WHAT IS ASKED:
Can you print the records word for word, from the start through the line containing "completing-program-lead: Completing the", inclusive?

EXCERPTED DATA:
++++

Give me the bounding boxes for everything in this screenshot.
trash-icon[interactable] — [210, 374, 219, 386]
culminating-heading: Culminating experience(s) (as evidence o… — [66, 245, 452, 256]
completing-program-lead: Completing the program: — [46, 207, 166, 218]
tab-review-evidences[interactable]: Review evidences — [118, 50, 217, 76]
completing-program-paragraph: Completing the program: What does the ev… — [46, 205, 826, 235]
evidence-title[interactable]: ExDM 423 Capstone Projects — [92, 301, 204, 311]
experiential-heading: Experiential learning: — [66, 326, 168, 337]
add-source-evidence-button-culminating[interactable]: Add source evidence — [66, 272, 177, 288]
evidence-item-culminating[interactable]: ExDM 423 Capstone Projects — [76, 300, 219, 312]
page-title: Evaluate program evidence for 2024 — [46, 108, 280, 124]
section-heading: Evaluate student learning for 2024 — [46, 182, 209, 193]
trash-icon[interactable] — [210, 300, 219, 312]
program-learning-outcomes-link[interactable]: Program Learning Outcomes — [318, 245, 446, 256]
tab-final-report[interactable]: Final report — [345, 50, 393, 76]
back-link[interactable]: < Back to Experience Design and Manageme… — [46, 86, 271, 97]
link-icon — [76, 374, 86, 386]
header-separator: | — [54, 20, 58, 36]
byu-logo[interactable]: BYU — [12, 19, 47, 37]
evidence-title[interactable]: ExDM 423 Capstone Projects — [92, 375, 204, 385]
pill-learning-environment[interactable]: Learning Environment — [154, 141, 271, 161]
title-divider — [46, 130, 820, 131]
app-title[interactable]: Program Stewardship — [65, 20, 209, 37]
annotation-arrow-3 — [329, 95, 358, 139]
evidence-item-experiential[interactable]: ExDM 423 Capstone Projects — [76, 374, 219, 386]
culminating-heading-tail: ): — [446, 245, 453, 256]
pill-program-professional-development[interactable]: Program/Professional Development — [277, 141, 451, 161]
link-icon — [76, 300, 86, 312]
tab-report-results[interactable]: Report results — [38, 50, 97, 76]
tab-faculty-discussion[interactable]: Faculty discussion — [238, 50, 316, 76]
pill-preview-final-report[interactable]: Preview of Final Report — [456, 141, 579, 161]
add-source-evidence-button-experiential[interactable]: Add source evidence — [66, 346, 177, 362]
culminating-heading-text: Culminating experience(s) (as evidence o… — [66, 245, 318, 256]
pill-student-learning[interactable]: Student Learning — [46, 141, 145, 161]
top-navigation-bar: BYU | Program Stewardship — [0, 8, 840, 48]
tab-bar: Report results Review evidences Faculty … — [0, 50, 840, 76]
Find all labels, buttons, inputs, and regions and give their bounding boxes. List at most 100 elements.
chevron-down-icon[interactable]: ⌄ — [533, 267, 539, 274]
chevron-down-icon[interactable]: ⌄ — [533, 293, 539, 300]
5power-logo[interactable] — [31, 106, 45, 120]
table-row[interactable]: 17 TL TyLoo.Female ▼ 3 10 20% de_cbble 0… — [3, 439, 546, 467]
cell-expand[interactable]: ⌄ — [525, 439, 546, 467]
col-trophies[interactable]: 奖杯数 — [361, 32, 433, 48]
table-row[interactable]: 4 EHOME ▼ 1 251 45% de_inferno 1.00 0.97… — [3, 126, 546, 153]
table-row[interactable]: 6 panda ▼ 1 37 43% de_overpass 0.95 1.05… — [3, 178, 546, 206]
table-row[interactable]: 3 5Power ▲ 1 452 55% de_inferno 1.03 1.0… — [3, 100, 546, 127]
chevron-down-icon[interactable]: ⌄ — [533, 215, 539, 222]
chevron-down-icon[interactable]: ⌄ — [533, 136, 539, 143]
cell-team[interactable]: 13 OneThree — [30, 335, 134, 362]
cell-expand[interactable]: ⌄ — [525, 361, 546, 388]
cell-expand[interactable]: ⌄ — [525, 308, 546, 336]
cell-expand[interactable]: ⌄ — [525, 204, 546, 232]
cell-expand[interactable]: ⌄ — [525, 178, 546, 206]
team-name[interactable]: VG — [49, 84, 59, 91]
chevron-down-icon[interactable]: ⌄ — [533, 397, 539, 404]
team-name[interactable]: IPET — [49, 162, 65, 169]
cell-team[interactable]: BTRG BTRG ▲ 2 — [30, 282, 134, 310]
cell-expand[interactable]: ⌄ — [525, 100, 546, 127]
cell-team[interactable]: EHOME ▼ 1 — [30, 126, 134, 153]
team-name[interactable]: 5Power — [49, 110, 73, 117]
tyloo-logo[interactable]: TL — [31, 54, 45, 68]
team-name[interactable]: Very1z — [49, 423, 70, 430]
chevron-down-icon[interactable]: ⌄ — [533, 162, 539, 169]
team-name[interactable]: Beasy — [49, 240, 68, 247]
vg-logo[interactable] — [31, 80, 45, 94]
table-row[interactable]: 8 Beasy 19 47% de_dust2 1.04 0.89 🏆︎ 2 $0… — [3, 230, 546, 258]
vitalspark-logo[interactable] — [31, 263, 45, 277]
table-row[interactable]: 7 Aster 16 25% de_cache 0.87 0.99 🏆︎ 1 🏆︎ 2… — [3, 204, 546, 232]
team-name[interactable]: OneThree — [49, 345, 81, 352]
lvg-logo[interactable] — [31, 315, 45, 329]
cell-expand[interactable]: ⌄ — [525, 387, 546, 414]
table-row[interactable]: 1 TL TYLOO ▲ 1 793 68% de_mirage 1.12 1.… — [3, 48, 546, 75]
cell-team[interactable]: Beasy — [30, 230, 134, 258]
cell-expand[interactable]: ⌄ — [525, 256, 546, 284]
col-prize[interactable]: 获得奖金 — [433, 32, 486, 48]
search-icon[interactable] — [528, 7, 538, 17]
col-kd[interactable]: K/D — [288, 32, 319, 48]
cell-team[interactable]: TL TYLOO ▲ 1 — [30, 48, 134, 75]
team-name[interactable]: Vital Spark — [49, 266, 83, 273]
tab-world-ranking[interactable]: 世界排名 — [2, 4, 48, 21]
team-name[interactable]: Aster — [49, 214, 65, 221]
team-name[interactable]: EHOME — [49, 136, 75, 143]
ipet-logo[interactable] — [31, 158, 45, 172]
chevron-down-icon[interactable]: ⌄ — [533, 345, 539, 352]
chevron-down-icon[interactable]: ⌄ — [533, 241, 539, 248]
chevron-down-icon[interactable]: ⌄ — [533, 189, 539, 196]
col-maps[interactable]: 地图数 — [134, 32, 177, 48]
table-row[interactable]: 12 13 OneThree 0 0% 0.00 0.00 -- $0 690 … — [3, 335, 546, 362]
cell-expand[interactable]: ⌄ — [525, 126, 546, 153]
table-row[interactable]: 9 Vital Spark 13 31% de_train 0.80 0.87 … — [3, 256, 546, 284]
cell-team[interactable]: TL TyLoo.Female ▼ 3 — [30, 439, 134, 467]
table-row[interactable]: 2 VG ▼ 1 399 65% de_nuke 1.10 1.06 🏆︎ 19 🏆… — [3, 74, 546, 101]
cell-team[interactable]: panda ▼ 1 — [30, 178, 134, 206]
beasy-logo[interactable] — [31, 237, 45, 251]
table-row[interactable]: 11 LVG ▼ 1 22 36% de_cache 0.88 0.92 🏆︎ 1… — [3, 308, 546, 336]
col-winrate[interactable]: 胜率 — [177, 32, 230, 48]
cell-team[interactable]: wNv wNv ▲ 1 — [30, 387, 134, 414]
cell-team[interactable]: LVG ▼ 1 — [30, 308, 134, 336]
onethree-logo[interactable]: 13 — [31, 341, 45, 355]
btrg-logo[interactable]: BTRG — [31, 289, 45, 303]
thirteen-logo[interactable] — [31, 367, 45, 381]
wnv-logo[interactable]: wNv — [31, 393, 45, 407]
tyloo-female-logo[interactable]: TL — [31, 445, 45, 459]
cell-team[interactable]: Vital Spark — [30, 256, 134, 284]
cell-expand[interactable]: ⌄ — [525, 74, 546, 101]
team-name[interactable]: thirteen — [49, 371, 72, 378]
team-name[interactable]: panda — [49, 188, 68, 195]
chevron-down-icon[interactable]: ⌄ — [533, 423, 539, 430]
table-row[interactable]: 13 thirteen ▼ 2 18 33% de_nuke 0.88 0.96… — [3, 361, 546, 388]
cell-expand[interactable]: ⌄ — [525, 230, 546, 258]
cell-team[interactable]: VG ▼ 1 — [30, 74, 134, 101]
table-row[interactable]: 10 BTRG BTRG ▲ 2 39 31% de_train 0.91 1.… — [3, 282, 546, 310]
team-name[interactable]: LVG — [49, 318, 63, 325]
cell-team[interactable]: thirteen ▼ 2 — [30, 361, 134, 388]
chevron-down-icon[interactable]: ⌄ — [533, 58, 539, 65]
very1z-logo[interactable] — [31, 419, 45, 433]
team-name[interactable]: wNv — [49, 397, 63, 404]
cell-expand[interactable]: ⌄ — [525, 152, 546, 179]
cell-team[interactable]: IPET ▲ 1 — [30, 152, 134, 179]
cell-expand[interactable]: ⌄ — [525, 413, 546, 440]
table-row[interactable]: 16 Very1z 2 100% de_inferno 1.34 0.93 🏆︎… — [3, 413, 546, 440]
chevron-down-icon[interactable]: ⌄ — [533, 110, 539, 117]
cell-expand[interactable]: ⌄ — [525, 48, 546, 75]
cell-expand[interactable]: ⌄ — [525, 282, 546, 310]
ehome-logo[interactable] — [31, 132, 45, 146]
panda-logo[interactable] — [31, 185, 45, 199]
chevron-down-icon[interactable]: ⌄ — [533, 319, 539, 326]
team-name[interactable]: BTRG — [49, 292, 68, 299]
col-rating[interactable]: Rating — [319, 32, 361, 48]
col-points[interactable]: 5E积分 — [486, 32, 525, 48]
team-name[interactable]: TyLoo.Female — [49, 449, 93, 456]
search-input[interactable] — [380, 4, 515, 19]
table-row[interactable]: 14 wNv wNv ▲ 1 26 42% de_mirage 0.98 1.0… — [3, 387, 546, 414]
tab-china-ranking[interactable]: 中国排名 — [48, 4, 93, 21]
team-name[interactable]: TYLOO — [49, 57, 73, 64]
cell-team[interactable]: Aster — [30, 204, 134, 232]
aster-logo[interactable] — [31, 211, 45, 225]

++++

CORRECT RESPONSE:
Give me the bounding boxes for everything in this screenshot.
trash-icon[interactable] — [210, 374, 219, 386]
culminating-heading: Culminating experience(s) (as evidence o… — [66, 245, 452, 256]
completing-program-lead: Completing the program: — [46, 207, 166, 218]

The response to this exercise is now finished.